*EXERCISE INSTRUCTIONS*. Each line of the records that includes "this" should be found and copied.

--- START ---

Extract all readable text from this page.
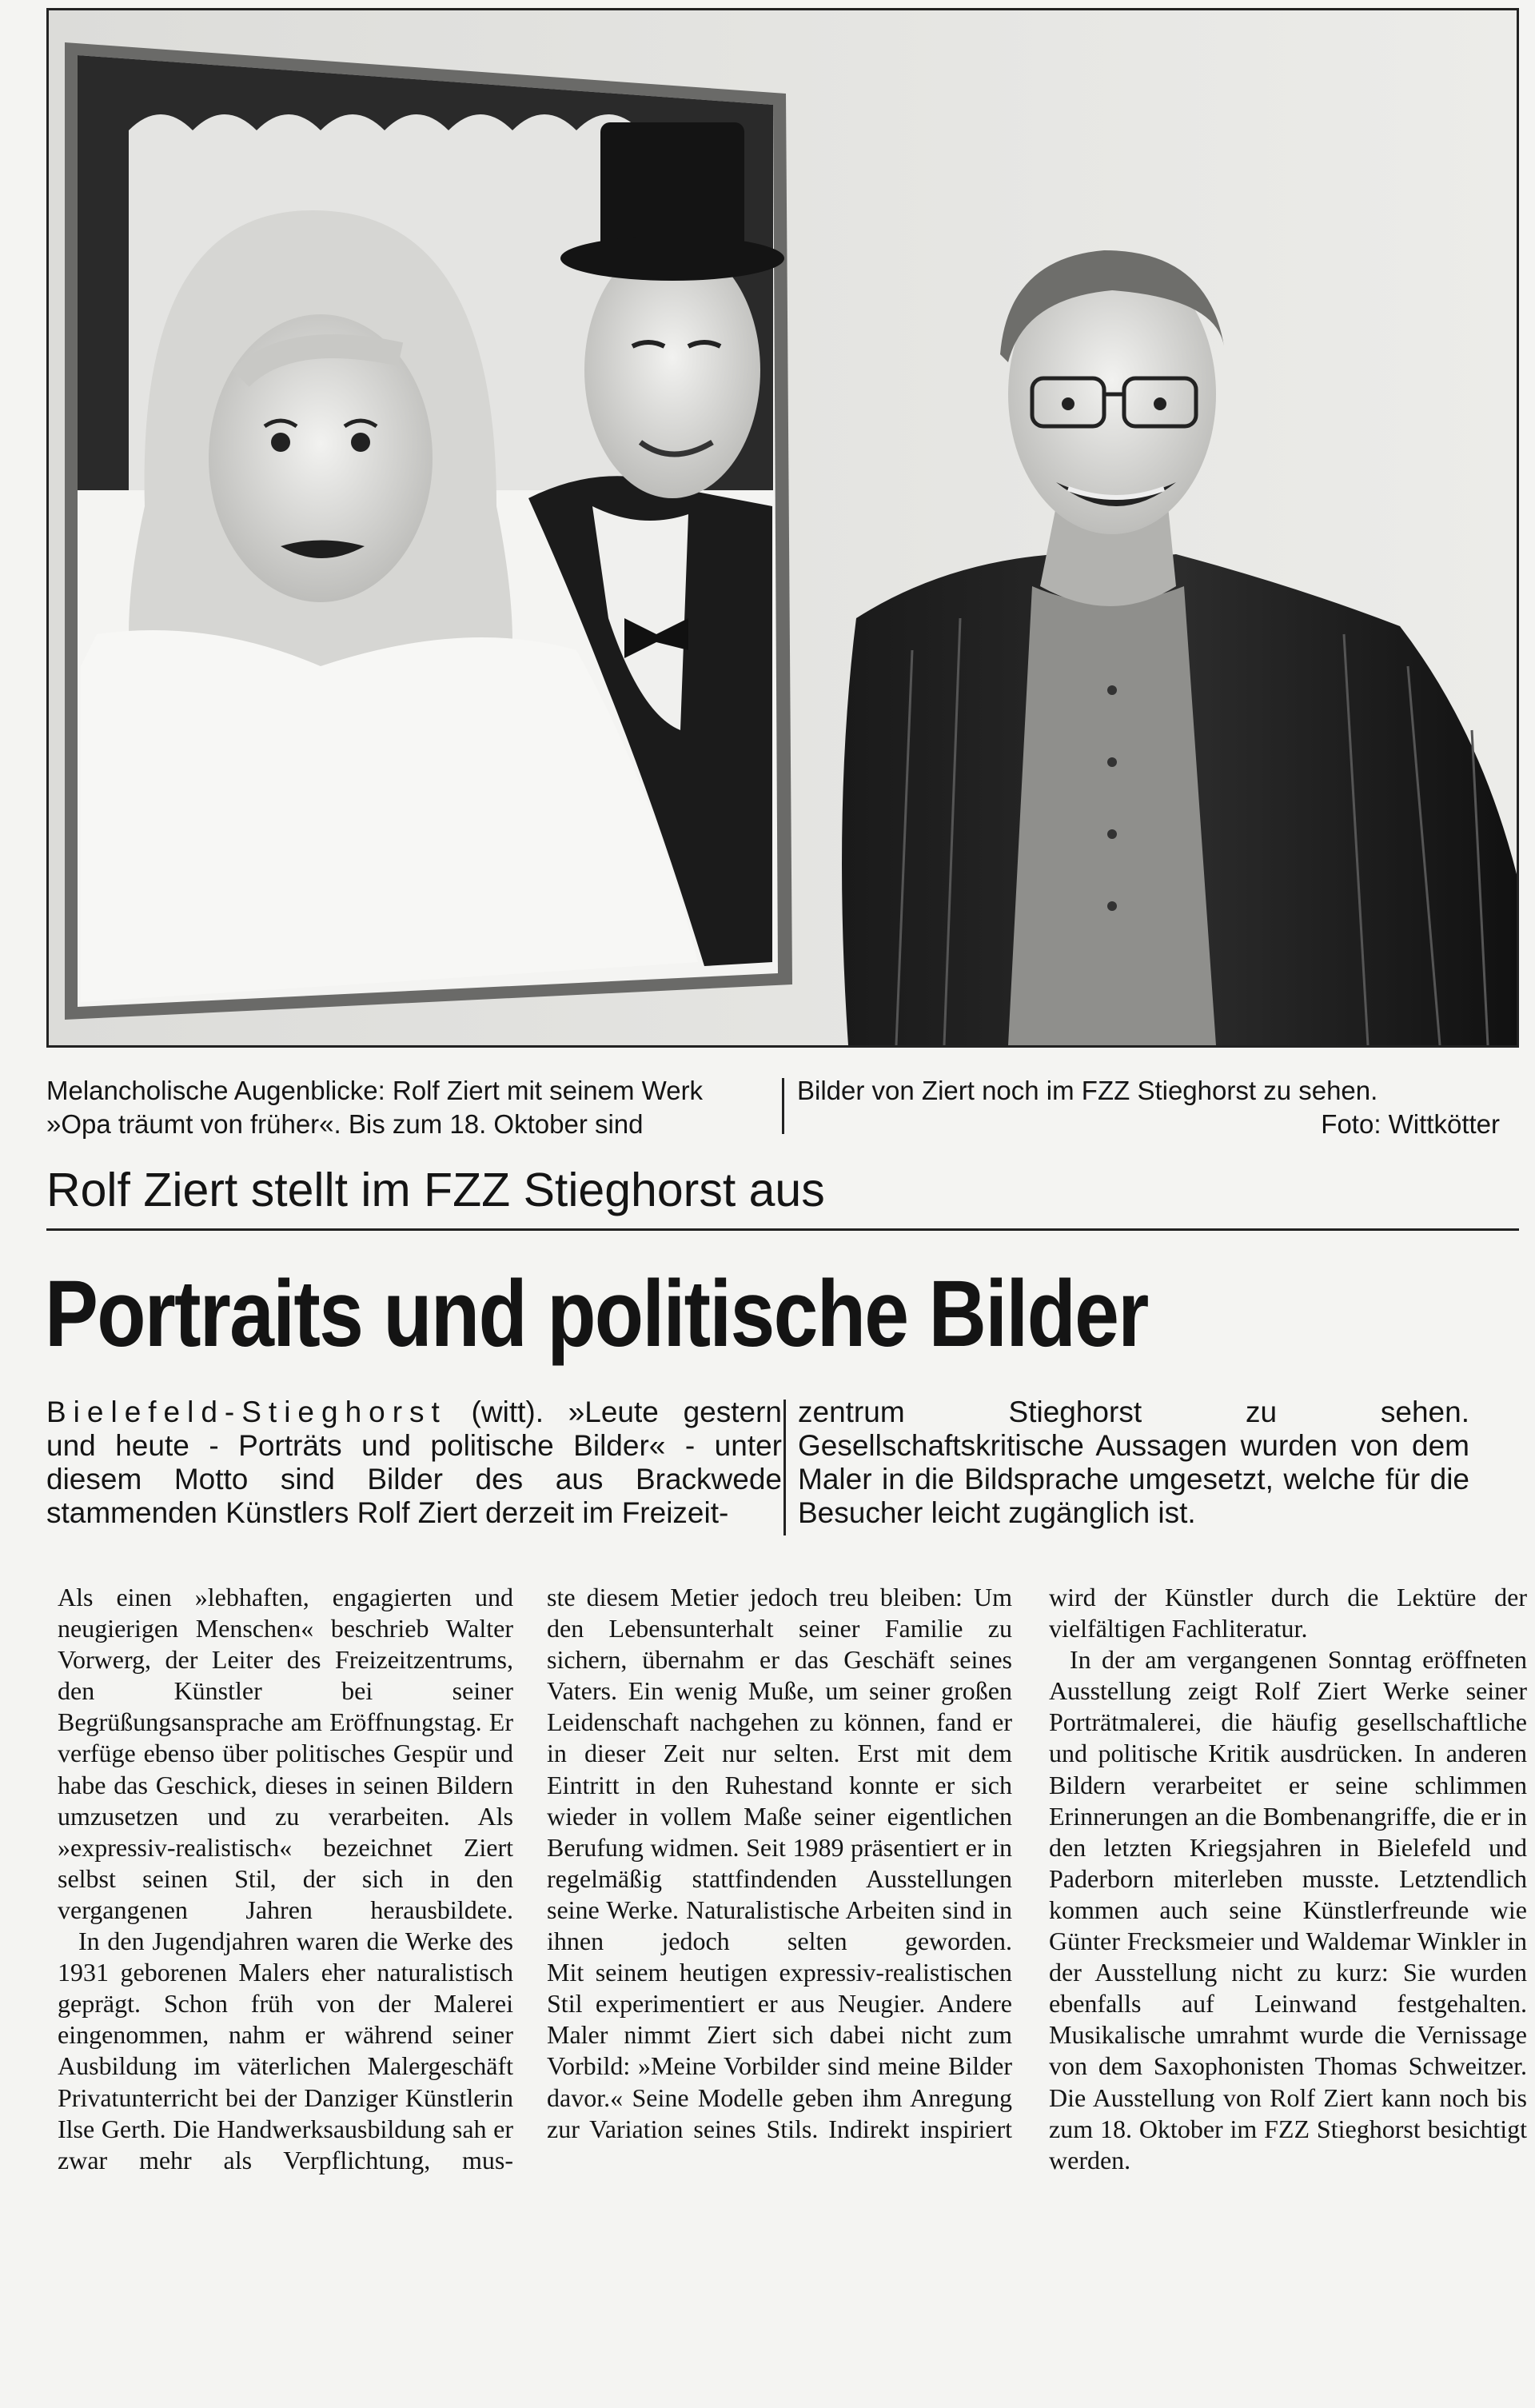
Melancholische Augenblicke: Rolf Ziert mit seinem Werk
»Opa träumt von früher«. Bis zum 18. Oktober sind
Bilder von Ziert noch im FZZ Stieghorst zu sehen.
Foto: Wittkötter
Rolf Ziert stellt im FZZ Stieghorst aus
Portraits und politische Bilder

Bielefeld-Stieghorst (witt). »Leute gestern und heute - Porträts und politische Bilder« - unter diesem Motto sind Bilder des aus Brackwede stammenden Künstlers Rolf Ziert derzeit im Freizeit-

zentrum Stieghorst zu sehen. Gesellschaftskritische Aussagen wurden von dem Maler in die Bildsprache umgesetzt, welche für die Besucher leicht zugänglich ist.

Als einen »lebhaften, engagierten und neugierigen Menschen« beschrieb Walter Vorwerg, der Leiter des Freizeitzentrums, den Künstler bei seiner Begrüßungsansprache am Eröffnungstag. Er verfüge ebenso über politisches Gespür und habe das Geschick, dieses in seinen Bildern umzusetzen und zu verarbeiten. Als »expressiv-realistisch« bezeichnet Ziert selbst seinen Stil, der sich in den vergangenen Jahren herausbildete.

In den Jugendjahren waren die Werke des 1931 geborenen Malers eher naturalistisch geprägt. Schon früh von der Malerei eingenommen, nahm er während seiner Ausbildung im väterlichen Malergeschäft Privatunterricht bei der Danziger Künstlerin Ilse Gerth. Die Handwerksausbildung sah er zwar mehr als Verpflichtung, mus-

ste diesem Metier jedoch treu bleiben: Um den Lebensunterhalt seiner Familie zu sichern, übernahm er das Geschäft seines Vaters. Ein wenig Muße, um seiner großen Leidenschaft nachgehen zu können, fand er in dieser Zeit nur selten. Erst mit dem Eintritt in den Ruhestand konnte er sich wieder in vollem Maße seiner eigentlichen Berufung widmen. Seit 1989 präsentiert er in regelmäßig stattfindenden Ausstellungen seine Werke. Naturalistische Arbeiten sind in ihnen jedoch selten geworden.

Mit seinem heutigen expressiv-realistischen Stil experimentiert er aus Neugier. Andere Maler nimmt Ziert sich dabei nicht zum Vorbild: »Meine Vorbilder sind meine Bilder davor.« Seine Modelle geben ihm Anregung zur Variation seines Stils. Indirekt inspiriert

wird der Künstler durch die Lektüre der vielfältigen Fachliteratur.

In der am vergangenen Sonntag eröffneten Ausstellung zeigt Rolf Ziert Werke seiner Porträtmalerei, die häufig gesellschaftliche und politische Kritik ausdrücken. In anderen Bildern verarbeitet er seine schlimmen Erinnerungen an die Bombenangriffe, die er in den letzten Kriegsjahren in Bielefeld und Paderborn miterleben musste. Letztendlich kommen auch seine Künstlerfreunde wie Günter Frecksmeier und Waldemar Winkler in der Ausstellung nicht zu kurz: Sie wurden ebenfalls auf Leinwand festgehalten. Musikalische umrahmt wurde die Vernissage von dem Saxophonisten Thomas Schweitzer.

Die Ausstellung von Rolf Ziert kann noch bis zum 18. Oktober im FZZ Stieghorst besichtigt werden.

--- END ---
--- START ---

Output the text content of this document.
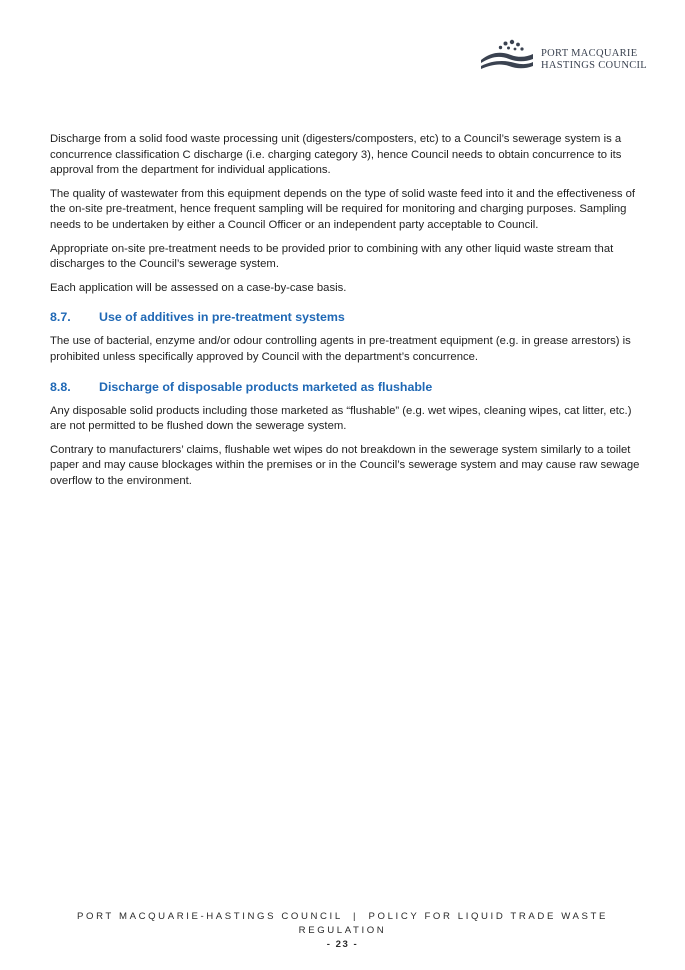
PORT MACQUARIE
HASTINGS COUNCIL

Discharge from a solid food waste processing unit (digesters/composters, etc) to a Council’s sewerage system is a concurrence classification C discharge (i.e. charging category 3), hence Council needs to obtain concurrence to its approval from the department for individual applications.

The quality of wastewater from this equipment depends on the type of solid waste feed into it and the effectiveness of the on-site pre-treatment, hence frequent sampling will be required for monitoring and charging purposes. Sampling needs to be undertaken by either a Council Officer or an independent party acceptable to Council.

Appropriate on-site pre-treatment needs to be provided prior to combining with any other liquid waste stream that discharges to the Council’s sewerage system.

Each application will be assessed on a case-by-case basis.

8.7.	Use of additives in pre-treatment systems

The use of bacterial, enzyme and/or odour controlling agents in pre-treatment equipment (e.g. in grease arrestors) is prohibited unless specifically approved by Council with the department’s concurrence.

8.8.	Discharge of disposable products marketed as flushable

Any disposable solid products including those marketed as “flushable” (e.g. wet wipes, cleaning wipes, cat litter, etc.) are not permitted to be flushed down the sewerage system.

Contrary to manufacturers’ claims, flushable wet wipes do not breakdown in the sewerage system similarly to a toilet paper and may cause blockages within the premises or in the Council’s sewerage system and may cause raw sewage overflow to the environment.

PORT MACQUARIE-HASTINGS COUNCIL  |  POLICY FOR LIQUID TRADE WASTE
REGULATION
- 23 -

--- END ---

*TASK RESULT*.
Extract all readable text from this page.
Output the text content of this document.
The quality of wastewater from this equipment depends on the type of solid waste feed into it and the effectiveness of the on-site pre-treatment, hence frequent sampling will be required for monitoring and charging purposes. Sampling needs to be undertaken by either a Council Officer or an independent party acceptable to Council.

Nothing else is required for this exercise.